• What is needed: Images should be left out, and everything else in the listing reproduced exactly.

-- Begin --

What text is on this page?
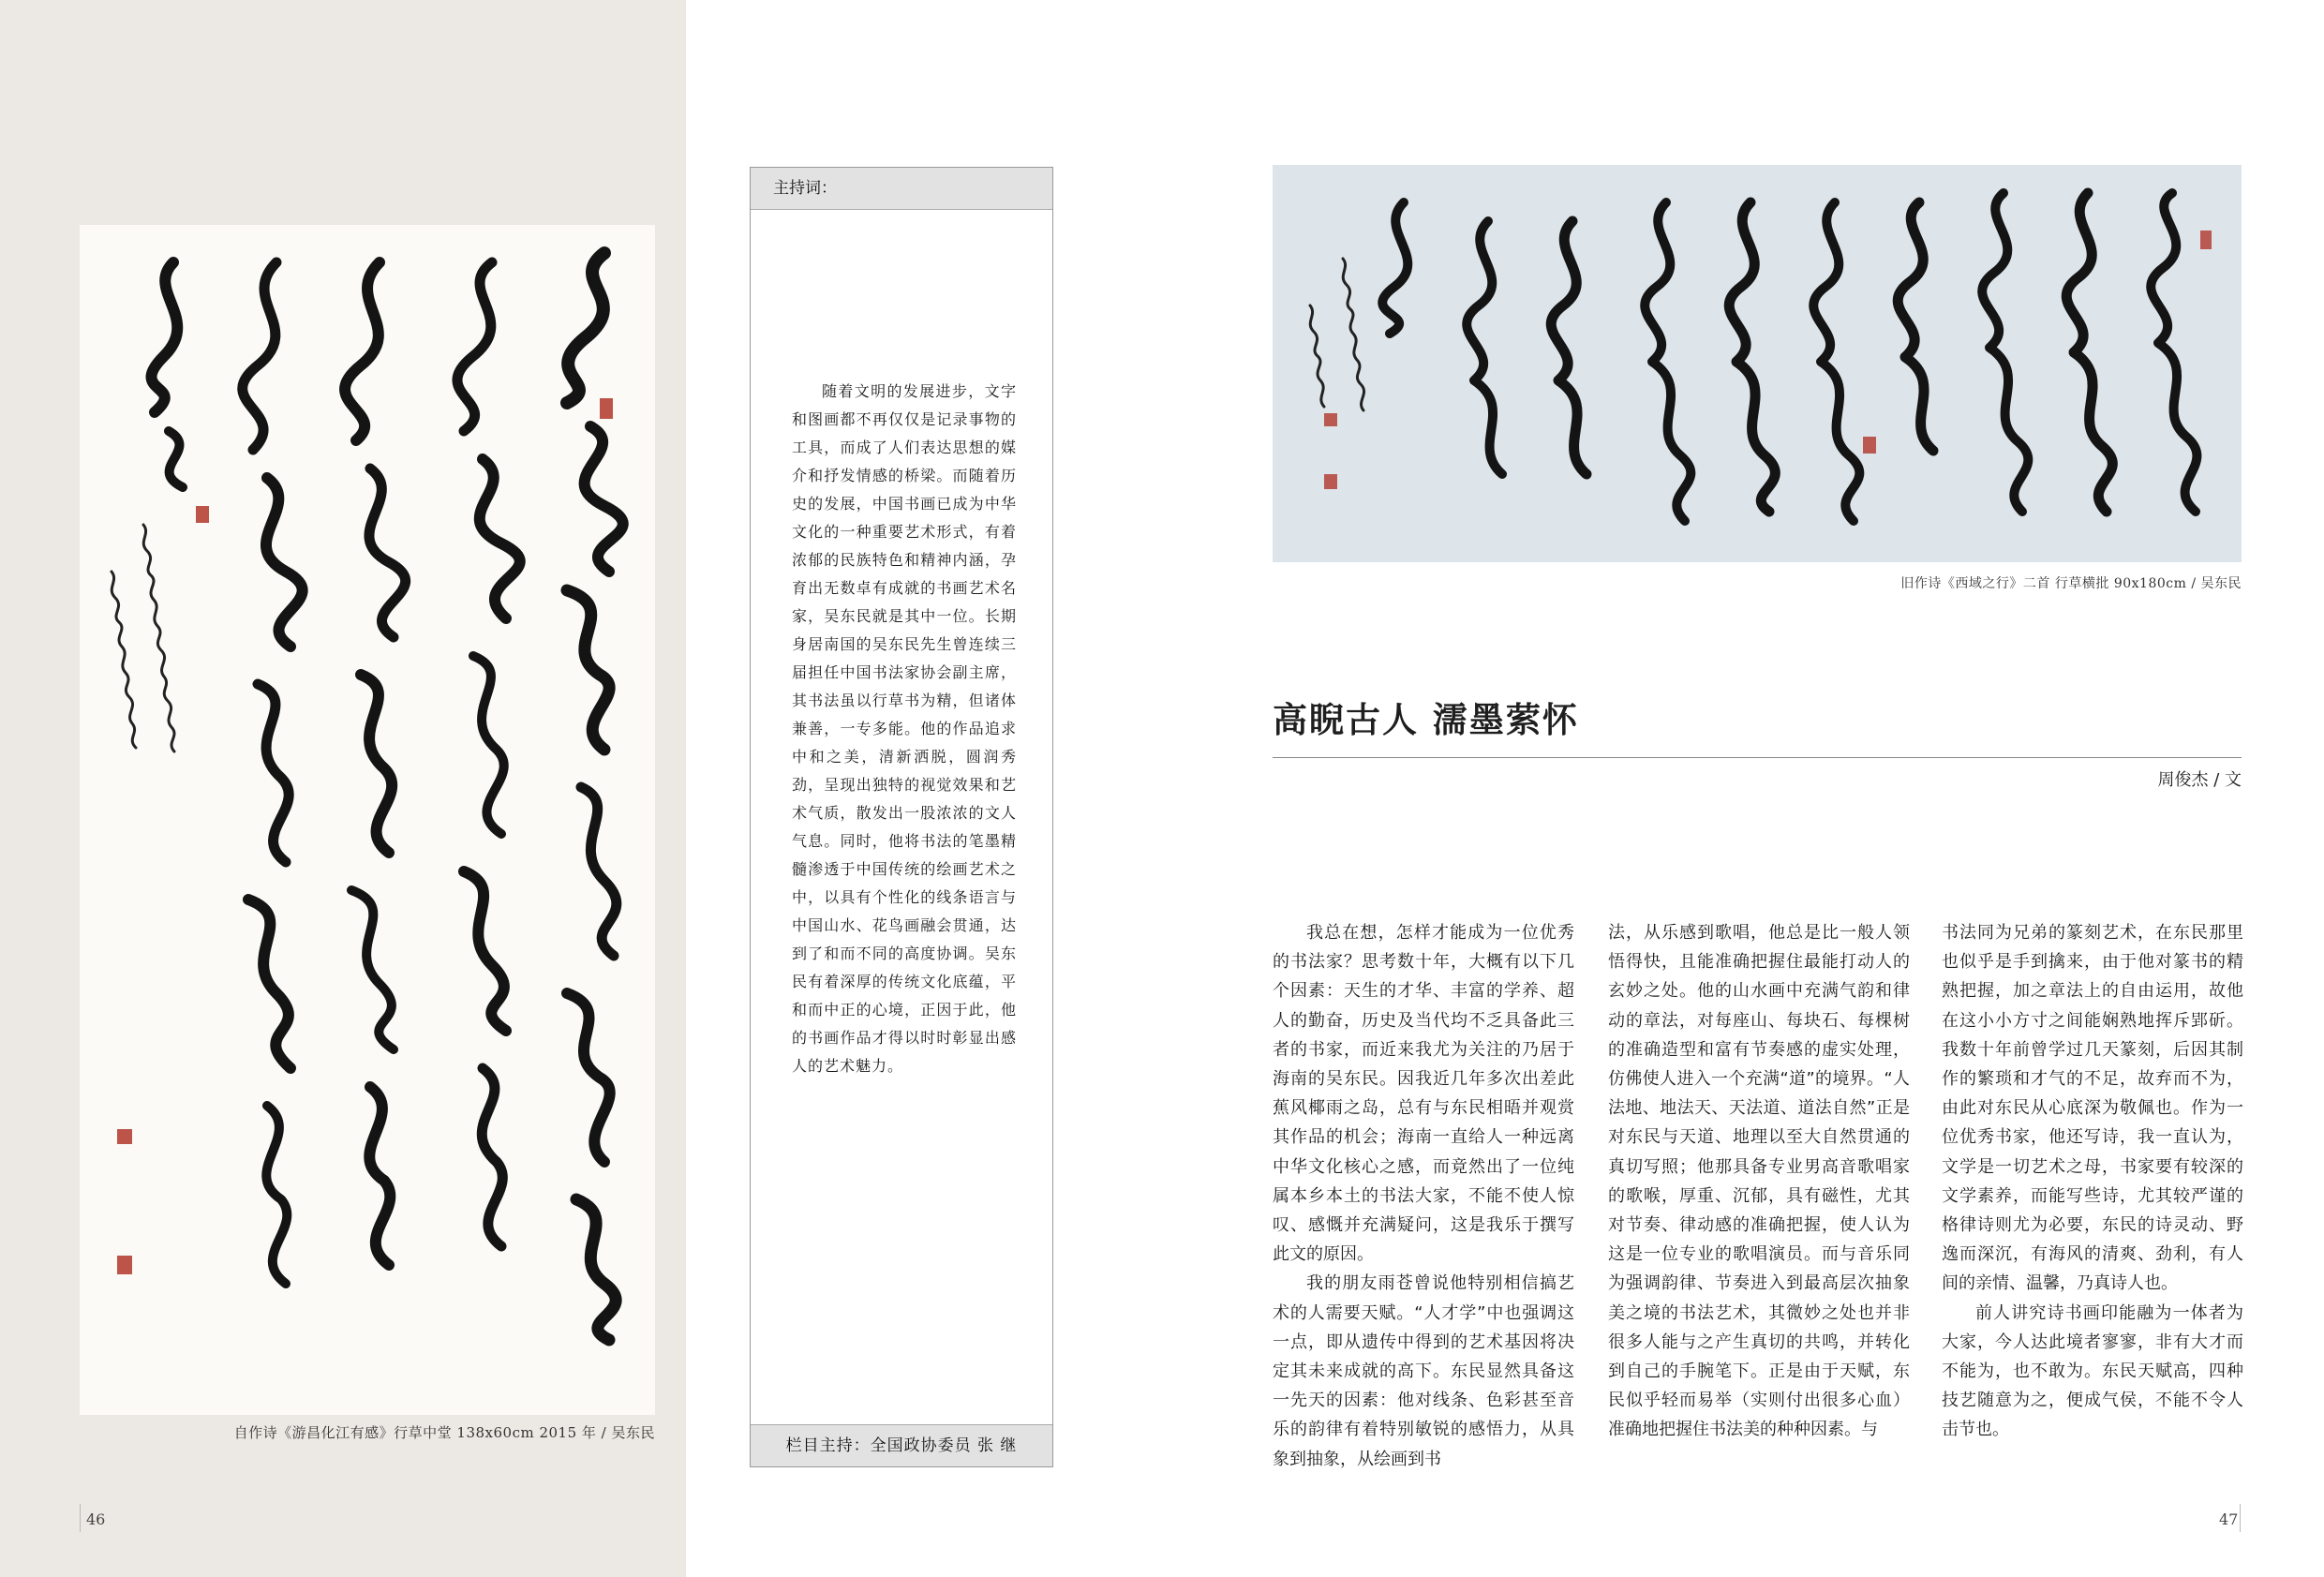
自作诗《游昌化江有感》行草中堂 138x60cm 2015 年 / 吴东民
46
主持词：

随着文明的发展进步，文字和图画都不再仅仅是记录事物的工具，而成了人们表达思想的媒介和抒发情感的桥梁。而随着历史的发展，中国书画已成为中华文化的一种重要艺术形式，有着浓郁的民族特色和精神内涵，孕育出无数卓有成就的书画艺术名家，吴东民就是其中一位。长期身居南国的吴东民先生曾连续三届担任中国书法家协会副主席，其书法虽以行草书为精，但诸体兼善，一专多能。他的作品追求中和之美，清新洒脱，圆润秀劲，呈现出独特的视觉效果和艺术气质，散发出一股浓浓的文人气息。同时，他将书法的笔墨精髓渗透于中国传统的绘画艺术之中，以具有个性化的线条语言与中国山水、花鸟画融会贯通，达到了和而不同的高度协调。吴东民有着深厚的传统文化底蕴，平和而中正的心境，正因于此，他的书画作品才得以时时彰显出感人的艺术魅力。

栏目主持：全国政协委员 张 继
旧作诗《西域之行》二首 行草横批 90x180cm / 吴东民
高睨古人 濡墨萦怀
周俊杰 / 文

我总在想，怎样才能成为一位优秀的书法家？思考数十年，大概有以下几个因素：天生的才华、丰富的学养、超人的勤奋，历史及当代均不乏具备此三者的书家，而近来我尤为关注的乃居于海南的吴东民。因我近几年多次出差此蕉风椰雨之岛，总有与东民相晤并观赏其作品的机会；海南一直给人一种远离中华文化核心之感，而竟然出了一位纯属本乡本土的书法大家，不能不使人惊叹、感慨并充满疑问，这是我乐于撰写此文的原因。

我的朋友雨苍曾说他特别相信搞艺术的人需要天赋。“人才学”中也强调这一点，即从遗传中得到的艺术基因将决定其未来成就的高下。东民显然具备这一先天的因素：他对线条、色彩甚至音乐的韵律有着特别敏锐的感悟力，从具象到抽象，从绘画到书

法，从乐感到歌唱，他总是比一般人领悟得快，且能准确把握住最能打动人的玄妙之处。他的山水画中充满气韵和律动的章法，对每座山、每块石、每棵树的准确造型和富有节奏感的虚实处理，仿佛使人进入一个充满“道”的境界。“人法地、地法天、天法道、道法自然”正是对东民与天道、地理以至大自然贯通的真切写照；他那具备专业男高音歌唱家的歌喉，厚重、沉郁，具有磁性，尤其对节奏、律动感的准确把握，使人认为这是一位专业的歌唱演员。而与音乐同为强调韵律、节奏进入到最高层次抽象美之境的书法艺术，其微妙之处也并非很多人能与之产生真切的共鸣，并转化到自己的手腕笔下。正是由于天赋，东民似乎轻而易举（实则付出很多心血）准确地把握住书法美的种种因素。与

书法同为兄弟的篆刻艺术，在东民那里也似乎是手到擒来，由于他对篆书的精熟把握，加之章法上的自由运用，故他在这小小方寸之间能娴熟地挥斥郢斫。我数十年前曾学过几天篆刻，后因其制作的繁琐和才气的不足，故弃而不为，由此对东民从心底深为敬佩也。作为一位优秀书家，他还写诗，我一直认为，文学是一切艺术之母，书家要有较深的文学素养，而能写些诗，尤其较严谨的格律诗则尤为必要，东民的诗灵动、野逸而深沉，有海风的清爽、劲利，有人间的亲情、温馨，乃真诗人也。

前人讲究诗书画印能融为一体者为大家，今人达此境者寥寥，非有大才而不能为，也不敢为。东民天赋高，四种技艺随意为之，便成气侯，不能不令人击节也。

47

-- End --

• Result of this exercise:
What text is on this page?
自作诗《游昌化江有感》行草中堂 138x60cm 2015 年 / 吴东民
46
主持词：

随着文明的发展进步，文字和图画都不再仅仅是记录事物的工具，而成了人们表达思想的媒介和抒发情感的桥梁。而随着历史的发展，中国书画已成为中华文化的一种重要艺术形式，有着浓郁的民族特色和精神内涵，孕育出无数卓有成就的书画艺术名家，吴东民就是其中一位。长期身居南国的吴东民先生曾连续三届担任中国书法家协会副主席，其书法虽以行草书为精，但诸体兼善，一专多能。他的作品追求中和之美，清新洒脱，圆润秀劲，呈现出独特的视觉效果和艺术气质，散发出一股浓浓的文人气息。同时，他将书法的笔墨精髓渗透于中国传统的绘画艺术之中，以具有个性化的线条语言与中国山水、花鸟画融会贯通，达到了和而不同的高度协调。吴东民有着深厚的传统文化底蕴，平和而中正的心境，正因于此，他的书画作品才得以时时彰显出感人的艺术魅力。

栏目主持：全国政协委员 张 继
旧作诗《西域之行》二首 行草横批 90x180cm / 吴东民
高睨古人 濡墨萦怀
周俊杰 / 文

我总在想，怎样才能成为一位优秀的书法家？思考数十年，大概有以下几个因素：天生的才华、丰富的学养、超人的勤奋，历史及当代均不乏具备此三者的书家，而近来我尤为关注的乃居于海南的吴东民。因我近几年多次出差此蕉风椰雨之岛，总有与东民相晤并观赏其作品的机会；海南一直给人一种远离中华文化核心之感，而竟然出了一位纯属本乡本土的书法大家，不能不使人惊叹、感慨并充满疑问，这是我乐于撰写此文的原因。

我的朋友雨苍曾说他特别相信搞艺术的人需要天赋。“人才学”中也强调这一点，即从遗传中得到的艺术基因将决定其未来成就的高下。东民显然具备这一先天的因素：他对线条、色彩甚至音乐的韵律有着特别敏锐的感悟力，从具象到抽象，从绘画到书

法，从乐感到歌唱，他总是比一般人领悟得快，且能准确把握住最能打动人的玄妙之处。他的山水画中充满气韵和律动的章法，对每座山、每块石、每棵树的准确造型和富有节奏感的虚实处理，仿佛使人进入一个充满“道”的境界。“人法地、地法天、天法道、道法自然”正是对东民与天道、地理以至大自然贯通的真切写照；他那具备专业男高音歌唱家的歌喉，厚重、沉郁，具有磁性，尤其对节奏、律动感的准确把握，使人认为这是一位专业的歌唱演员。而与音乐同为强调韵律、节奏进入到最高层次抽象美之境的书法艺术，其微妙之处也并非很多人能与之产生真切的共鸣，并转化到自己的手腕笔下。正是由于天赋，东民似乎轻而易举（实则付出很多心血）准确地把握住书法美的种种因素。与

书法同为兄弟的篆刻艺术，在东民那里也似乎是手到擒来，由于他对篆书的精熟把握，加之章法上的自由运用，故他在这小小方寸之间能娴熟地挥斥郢斫。我数十年前曾学过几天篆刻，后因其制作的繁琐和才气的不足，故弃而不为，由此对东民从心底深为敬佩也。作为一位优秀书家，他还写诗，我一直认为，文学是一切艺术之母，书家要有较深的文学素养，而能写些诗，尤其较严谨的格律诗则尤为必要，东民的诗灵动、野逸而深沉，有海风的清爽、劲利，有人间的亲情、温馨，乃真诗人也。

前人讲究诗书画印能融为一体者为大家，今人达此境者寥寥，非有大才而不能为，也不敢为。东民天赋高，四种技艺随意为之，便成气侯，不能不令人击节也。

47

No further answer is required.